Items from a figure collection:
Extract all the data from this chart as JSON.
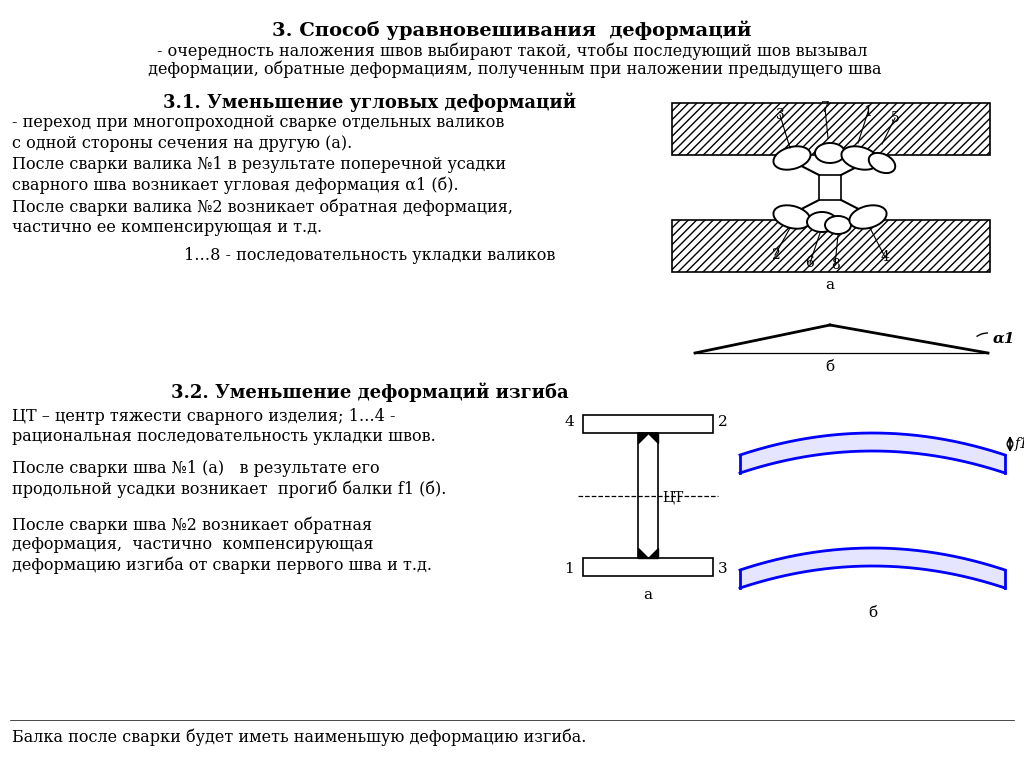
{
  "title": "3. Способ уравновешивания  деформаций",
  "subtitle1": "- очередность наложения швов выбирают такой, чтобы последующий шов вызывал",
  "subtitle2": " деформации, обратные деформациям, полученным при наложении предыдущего шва",
  "section31_title": "3.1. Уменьшение угловых деформаций",
  "section31_lines": [
    "- переход при многопроходной сварке отдельных валиков",
    "с одной стороны сечения на другую (а).",
    "После сварки валика №1 в результате поперечной усадки",
    "сварного шва возникает угловая деформация α1 (б).",
    "После сварки валика №2 возникает обратная деформация,",
    "частично ее компенсирующая и т.д."
  ],
  "section31_caption": "1…8 - последовательность укладки валиков",
  "section32_title": "3.2. Уменьшение деформаций изгиба",
  "section32_text1a": "ЦТ – центр тяжести сварного изделия; 1…4 -",
  "section32_text1b": "рациональная последовательность укладки швов.",
  "section32_text2a": "После сварки шва №1 (а)   в результате его",
  "section32_text2b": "продольной усадки возникает  прогиб балки f1 (б).",
  "section32_text3a": "После сварки шва №2 возникает обратная",
  "section32_text3b": "деформация,  частично  компенсирующая",
  "section32_text3c": "деформацию изгиба от сварки первого шва и т.д.",
  "footer": "Балка после сварки будет иметь наименьшую деформацию изгиба.",
  "bg_color": "#ffffff",
  "text_color": "#000000"
}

* [WHAT YOU HAVE TO DO]:
Using the records above, pull out each line where the word "укладки" occurs.

* [OUTPUT]:
  "section31_caption": "1…8 - последовательность укладки валиков",
  "section32_text1b": "рациональная последовательность укладки швов.",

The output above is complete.